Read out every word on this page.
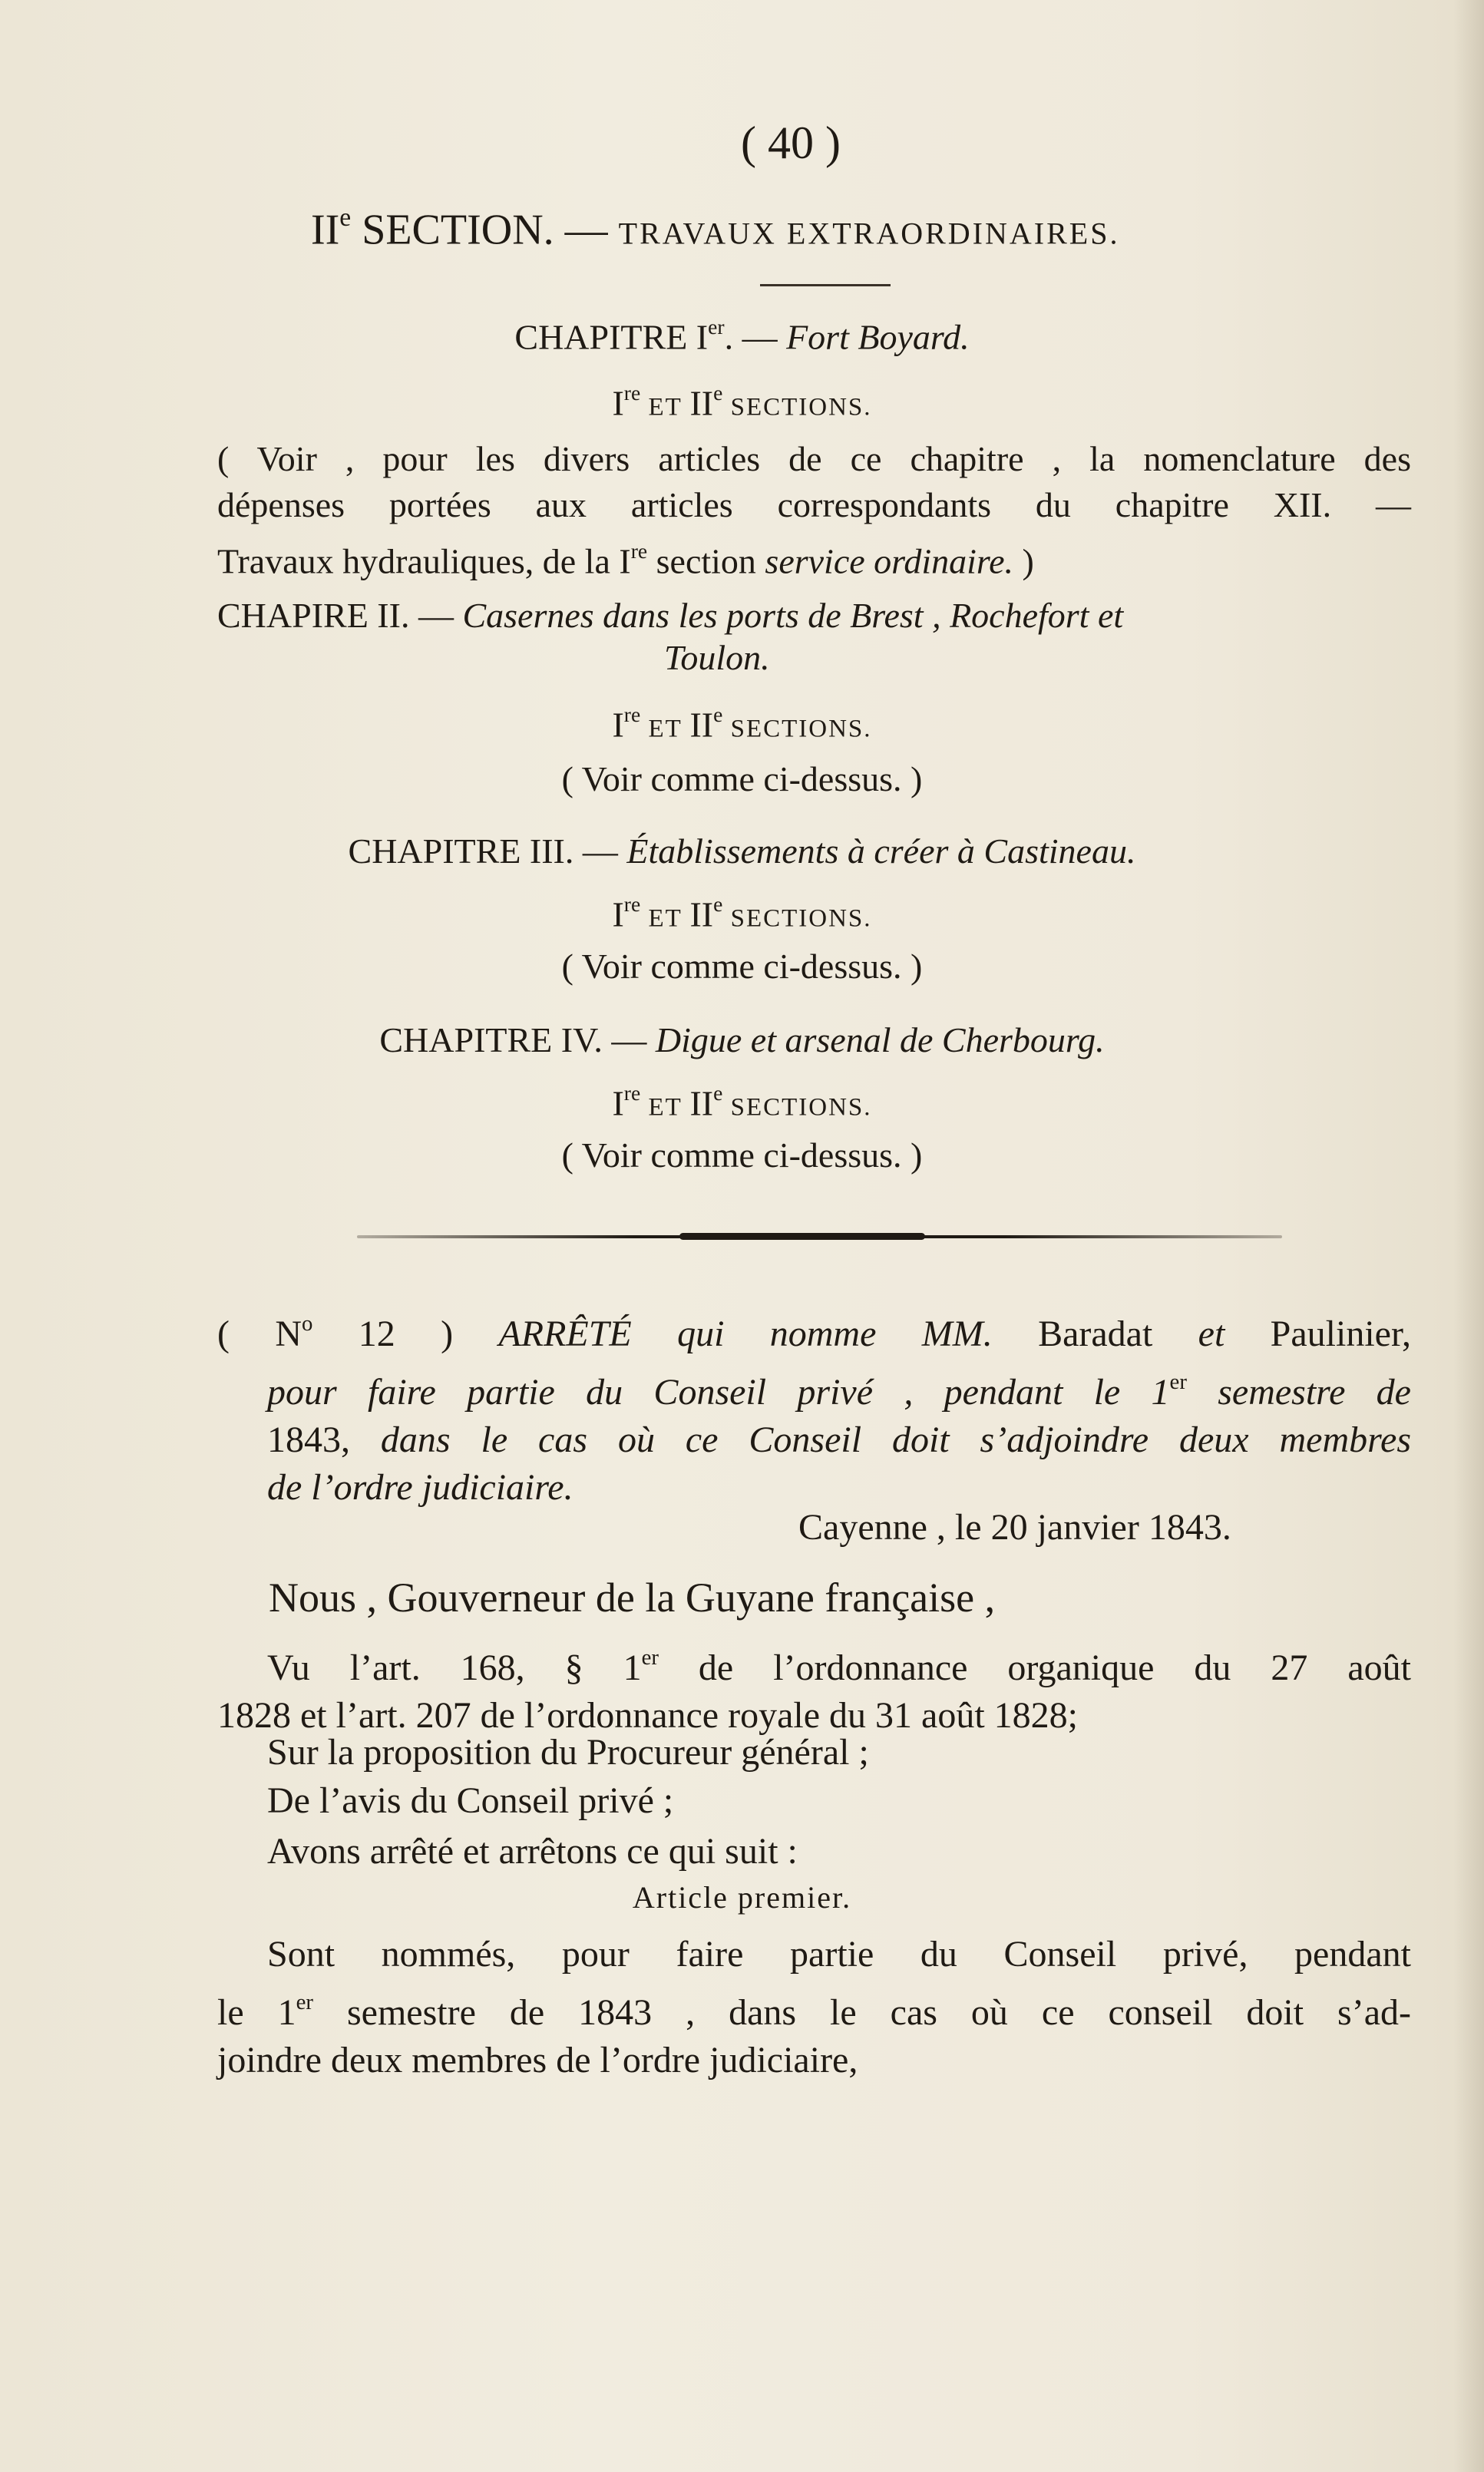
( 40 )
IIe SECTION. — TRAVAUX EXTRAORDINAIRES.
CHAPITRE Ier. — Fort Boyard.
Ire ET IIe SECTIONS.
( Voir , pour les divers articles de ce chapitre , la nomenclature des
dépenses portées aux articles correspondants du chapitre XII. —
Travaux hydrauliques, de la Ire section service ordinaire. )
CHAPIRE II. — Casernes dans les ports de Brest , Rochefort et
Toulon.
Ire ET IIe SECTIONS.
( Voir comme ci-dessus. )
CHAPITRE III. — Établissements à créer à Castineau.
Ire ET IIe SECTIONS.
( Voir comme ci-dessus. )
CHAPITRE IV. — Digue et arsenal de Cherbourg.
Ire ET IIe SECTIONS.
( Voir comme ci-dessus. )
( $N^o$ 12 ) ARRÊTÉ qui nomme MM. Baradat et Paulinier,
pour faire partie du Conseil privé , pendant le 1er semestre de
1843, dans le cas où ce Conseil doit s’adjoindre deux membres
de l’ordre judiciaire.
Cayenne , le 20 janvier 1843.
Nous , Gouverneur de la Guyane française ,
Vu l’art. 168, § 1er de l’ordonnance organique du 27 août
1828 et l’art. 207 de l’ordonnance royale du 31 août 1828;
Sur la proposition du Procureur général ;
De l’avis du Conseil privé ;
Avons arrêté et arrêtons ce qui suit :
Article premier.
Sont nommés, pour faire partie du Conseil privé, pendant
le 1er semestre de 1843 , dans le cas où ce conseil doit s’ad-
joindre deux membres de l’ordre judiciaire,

|---|

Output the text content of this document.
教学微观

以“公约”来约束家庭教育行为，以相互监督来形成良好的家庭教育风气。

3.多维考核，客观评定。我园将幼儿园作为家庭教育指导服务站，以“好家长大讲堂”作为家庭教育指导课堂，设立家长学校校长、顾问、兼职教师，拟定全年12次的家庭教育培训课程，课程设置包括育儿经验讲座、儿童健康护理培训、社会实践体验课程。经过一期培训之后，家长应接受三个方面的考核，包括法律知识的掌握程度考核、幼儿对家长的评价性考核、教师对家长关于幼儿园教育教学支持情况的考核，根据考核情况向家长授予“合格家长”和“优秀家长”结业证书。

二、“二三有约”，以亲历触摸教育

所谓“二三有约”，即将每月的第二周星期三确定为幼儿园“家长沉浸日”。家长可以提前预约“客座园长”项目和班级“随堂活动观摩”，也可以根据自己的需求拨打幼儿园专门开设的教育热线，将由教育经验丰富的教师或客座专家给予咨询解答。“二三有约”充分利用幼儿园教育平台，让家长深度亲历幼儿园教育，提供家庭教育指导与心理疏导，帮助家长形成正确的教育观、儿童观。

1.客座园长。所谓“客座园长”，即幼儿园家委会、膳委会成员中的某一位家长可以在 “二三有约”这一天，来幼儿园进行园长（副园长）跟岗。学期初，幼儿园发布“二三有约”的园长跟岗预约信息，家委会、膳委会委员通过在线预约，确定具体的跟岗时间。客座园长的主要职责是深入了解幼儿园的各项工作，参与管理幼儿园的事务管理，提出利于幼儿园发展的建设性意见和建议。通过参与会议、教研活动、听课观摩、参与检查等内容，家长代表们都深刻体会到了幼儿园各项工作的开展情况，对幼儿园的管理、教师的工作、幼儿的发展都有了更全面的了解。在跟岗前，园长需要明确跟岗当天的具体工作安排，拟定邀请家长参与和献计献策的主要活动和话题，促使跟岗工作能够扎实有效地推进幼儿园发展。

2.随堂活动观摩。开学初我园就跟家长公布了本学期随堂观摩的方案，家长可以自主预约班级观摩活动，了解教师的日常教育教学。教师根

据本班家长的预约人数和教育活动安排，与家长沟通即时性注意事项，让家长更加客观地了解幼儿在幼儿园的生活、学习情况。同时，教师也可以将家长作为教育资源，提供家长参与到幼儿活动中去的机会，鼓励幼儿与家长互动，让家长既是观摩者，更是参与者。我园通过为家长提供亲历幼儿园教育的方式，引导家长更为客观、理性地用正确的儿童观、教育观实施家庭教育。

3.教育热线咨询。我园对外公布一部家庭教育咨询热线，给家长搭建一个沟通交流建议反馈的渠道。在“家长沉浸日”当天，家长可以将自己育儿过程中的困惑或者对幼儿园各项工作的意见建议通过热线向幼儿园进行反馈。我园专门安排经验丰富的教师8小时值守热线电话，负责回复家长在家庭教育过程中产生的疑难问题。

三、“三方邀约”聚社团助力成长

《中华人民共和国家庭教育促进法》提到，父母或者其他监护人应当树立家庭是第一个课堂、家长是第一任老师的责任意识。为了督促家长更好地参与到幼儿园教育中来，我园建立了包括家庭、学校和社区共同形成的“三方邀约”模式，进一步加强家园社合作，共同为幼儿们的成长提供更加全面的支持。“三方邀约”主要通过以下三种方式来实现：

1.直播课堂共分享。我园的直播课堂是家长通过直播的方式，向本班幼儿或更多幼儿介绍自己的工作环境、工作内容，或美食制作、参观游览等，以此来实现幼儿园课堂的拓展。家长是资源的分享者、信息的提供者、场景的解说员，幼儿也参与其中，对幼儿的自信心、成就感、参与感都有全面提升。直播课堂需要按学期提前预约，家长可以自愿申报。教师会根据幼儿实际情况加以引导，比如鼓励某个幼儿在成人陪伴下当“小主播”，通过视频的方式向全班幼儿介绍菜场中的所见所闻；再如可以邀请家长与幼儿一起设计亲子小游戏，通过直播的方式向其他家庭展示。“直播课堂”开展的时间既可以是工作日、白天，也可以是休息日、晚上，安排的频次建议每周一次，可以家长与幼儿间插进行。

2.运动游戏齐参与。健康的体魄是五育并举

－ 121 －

|---|

## Given request
In how many lines does the word "客座园长" appear? Respond with the number alone.

## Solution
2